● PROBLEM
List each line of the data that holds the word "СПЕЦИАЛИСТАМИ".

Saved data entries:

::::::::

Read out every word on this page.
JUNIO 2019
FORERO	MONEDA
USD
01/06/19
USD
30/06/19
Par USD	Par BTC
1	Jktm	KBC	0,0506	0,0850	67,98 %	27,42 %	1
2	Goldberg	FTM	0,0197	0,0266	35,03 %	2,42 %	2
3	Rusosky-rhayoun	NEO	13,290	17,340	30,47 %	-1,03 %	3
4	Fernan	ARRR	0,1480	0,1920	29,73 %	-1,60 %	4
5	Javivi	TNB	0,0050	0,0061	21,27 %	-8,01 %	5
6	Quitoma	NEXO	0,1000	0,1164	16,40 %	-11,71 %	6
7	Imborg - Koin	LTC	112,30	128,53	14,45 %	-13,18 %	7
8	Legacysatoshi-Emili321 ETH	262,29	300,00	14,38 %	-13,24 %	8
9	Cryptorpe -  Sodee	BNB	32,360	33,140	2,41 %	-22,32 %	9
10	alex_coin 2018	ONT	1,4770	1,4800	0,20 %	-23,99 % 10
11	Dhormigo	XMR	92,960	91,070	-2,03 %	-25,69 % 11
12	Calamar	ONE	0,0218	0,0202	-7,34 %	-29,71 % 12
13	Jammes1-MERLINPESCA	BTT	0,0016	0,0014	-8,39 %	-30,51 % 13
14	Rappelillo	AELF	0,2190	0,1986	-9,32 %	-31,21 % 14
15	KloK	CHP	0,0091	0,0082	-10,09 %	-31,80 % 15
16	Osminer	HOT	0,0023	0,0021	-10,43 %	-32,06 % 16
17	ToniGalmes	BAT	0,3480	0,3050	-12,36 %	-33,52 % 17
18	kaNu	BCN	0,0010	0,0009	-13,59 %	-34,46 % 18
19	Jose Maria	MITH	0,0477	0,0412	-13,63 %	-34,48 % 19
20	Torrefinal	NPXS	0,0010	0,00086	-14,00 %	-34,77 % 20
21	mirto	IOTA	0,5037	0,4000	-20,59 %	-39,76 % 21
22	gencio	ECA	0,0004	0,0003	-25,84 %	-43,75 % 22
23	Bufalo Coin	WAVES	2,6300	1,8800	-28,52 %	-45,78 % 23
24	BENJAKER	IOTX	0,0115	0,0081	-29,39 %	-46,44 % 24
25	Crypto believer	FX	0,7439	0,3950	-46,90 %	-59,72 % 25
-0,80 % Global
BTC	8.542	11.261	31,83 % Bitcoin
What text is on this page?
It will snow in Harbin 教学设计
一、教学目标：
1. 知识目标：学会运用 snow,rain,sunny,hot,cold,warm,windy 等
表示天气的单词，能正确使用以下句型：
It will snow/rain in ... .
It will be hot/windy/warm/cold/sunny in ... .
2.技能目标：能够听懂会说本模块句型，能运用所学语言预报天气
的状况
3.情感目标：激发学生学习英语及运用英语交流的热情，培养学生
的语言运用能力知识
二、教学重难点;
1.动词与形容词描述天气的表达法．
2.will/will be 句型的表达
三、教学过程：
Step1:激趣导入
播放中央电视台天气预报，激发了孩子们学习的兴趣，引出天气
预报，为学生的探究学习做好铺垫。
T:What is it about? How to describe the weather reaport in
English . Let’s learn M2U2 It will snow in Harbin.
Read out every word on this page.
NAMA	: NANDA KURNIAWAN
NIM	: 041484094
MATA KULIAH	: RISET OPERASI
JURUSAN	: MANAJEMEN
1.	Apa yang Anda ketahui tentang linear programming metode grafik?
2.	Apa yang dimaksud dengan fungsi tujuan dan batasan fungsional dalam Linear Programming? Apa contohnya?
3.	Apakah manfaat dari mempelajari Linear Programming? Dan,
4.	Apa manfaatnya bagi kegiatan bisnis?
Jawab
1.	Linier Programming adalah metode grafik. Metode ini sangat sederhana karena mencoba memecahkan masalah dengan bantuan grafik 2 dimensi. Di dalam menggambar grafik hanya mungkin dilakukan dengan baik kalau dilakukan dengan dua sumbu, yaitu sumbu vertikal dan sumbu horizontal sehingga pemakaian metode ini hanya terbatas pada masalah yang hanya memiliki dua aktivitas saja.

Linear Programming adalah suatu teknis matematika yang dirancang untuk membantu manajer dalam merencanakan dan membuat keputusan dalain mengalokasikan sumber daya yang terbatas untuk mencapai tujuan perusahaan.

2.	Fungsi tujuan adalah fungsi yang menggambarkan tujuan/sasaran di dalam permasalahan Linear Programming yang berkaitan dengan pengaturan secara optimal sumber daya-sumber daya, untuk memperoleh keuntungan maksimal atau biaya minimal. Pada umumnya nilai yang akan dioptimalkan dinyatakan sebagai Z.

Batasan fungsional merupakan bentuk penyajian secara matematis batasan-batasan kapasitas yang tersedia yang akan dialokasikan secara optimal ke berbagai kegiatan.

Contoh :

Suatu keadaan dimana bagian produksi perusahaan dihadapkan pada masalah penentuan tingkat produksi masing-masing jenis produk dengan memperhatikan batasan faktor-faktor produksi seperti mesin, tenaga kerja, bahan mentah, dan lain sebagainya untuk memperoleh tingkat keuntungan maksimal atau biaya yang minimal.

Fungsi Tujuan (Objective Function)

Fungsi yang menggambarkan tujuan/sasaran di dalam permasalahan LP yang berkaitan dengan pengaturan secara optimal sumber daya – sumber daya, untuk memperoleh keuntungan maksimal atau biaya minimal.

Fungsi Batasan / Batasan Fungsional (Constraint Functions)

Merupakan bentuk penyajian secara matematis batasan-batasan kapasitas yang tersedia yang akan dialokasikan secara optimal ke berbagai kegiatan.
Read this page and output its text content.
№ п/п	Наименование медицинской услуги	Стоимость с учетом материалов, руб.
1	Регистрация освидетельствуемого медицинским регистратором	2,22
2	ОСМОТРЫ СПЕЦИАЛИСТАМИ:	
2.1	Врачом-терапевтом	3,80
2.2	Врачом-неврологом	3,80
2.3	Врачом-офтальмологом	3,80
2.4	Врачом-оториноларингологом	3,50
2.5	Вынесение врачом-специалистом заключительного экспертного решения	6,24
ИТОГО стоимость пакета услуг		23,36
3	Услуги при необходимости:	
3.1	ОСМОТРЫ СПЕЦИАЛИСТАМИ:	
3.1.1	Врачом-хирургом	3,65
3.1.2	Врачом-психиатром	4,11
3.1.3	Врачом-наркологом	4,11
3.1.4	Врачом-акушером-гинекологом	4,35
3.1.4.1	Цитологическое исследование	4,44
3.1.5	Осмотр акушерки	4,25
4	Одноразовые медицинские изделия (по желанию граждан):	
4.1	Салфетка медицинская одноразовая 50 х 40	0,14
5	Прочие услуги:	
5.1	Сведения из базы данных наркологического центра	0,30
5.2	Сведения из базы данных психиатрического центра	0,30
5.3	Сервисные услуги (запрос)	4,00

::::::::

● SOLUTION FOR THIS PROBLEM
2	ОСМОТРЫ СПЕЦИАЛИСТАМИ:	
3.1	ОСМОТРЫ СПЕЦИАЛИСТАМИ:	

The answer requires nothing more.